» **COMPITO DA SVOLGERE**
Ricopia senza modifiche il materiale a partire dalla prima riga e fermati dopo la riga che contiene "x-tick-label: 2020/1/22 [84,393,140,406]", inclusa.

» **MATERIALE DI PARTENZA**
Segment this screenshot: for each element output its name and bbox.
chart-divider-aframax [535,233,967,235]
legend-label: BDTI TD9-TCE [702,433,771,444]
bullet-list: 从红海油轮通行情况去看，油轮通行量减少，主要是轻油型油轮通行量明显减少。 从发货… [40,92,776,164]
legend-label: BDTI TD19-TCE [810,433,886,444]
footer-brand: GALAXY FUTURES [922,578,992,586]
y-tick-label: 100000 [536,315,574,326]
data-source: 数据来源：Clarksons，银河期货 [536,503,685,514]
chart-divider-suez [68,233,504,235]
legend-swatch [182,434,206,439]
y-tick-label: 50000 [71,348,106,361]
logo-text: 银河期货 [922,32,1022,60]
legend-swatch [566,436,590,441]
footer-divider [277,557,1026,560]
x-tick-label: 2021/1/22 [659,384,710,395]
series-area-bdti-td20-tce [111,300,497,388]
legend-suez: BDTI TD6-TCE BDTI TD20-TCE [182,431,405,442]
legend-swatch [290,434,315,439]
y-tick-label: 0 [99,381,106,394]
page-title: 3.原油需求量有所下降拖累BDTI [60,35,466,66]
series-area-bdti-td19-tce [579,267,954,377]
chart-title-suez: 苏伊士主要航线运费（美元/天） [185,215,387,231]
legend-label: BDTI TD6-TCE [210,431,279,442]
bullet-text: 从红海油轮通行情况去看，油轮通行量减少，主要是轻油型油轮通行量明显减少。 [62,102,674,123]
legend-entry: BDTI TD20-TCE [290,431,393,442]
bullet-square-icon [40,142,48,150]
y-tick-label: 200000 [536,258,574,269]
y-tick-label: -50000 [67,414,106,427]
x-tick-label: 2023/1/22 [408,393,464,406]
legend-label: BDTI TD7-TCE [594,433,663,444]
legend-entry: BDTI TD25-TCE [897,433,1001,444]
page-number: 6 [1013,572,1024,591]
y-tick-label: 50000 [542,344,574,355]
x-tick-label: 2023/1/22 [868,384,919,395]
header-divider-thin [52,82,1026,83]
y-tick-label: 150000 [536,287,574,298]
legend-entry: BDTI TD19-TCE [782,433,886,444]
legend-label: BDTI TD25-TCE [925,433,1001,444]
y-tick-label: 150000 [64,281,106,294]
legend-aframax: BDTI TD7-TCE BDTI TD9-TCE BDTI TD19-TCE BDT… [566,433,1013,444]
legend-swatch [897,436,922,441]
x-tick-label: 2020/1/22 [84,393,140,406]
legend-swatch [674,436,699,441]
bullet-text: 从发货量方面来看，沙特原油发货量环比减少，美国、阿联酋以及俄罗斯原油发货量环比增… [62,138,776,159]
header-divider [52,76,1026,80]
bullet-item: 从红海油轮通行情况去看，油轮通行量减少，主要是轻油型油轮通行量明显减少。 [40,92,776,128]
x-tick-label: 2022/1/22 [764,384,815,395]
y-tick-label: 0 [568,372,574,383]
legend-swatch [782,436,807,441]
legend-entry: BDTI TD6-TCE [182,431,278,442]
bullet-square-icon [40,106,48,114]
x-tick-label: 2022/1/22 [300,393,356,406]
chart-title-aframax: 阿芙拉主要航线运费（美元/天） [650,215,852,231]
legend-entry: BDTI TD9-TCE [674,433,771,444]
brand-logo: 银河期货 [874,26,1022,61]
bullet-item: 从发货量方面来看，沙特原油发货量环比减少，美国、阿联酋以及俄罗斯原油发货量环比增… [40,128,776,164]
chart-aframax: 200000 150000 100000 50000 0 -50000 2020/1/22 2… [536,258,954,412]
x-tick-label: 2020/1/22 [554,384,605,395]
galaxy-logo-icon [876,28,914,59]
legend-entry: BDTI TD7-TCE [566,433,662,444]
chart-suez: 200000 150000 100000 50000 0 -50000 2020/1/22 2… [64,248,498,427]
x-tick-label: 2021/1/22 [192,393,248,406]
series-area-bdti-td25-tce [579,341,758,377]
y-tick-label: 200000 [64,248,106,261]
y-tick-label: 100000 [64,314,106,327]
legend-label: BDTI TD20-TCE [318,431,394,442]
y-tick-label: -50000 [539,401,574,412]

» **RISPOSTA AL COMPITO**
Segment this screenshot: for each element output its name and bbox.
chart-divider-aframax [535,233,967,235]
legend-label: BDTI TD9-TCE [702,433,771,444]
bullet-list: 从红海油轮通行情况去看，油轮通行量减少，主要是轻油型油轮通行量明显减少。 从发货… [40,92,776,164]
legend-label: BDTI TD19-TCE [810,433,886,444]
footer-brand: GALAXY FUTURES [922,578,992,586]
y-tick-label: 100000 [536,315,574,326]
data-source: 数据来源：Clarksons，银河期货 [536,503,685,514]
chart-divider-suez [68,233,504,235]
legend-swatch [182,434,206,439]
y-tick-label: 50000 [71,348,106,361]
logo-text: 银河期货 [922,32,1022,60]
legend-swatch [566,436,590,441]
footer-divider [277,557,1026,560]
x-tick-label: 2021/1/22 [659,384,710,395]
series-area-bdti-td20-tce [111,300,497,388]
legend-suez: BDTI TD6-TCE BDTI TD20-TCE [182,431,405,442]
legend-swatch [290,434,315,439]
y-tick-label: 0 [99,381,106,394]
page-title: 3.原油需求量有所下降拖累BDTI [60,35,466,66]
series-area-bdti-td19-tce [579,267,954,377]
chart-title-suez: 苏伊士主要航线运费（美元/天） [185,215,387,231]
legend-label: BDTI TD6-TCE [210,431,279,442]
bullet-text: 从红海油轮通行情况去看，油轮通行量减少，主要是轻油型油轮通行量明显减少。 [62,102,674,123]
legend-entry: BDTI TD20-TCE [290,431,393,442]
bullet-square-icon [40,142,48,150]
y-tick-label: 200000 [536,258,574,269]
y-tick-label: -50000 [67,414,106,427]
x-tick-label: 2023/1/22 [408,393,464,406]
legend-label: BDTI TD7-TCE [594,433,663,444]
legend-entry: BDTI TD25-TCE [897,433,1001,444]
page-number: 6 [1013,572,1024,591]
y-tick-label: 50000 [542,344,574,355]
x-tick-label: 2023/1/22 [868,384,919,395]
header-divider-thin [52,82,1026,83]
y-tick-label: 150000 [536,287,574,298]
legend-entry: BDTI TD19-TCE [782,433,886,444]
legend-label: BDTI TD25-TCE [925,433,1001,444]
y-tick-label: 150000 [64,281,106,294]
legend-aframax: BDTI TD7-TCE BDTI TD9-TCE BDTI TD19-TCE BDT… [566,433,1013,444]
legend-swatch [897,436,922,441]
x-tick-label: 2020/1/22 [84,393,140,406]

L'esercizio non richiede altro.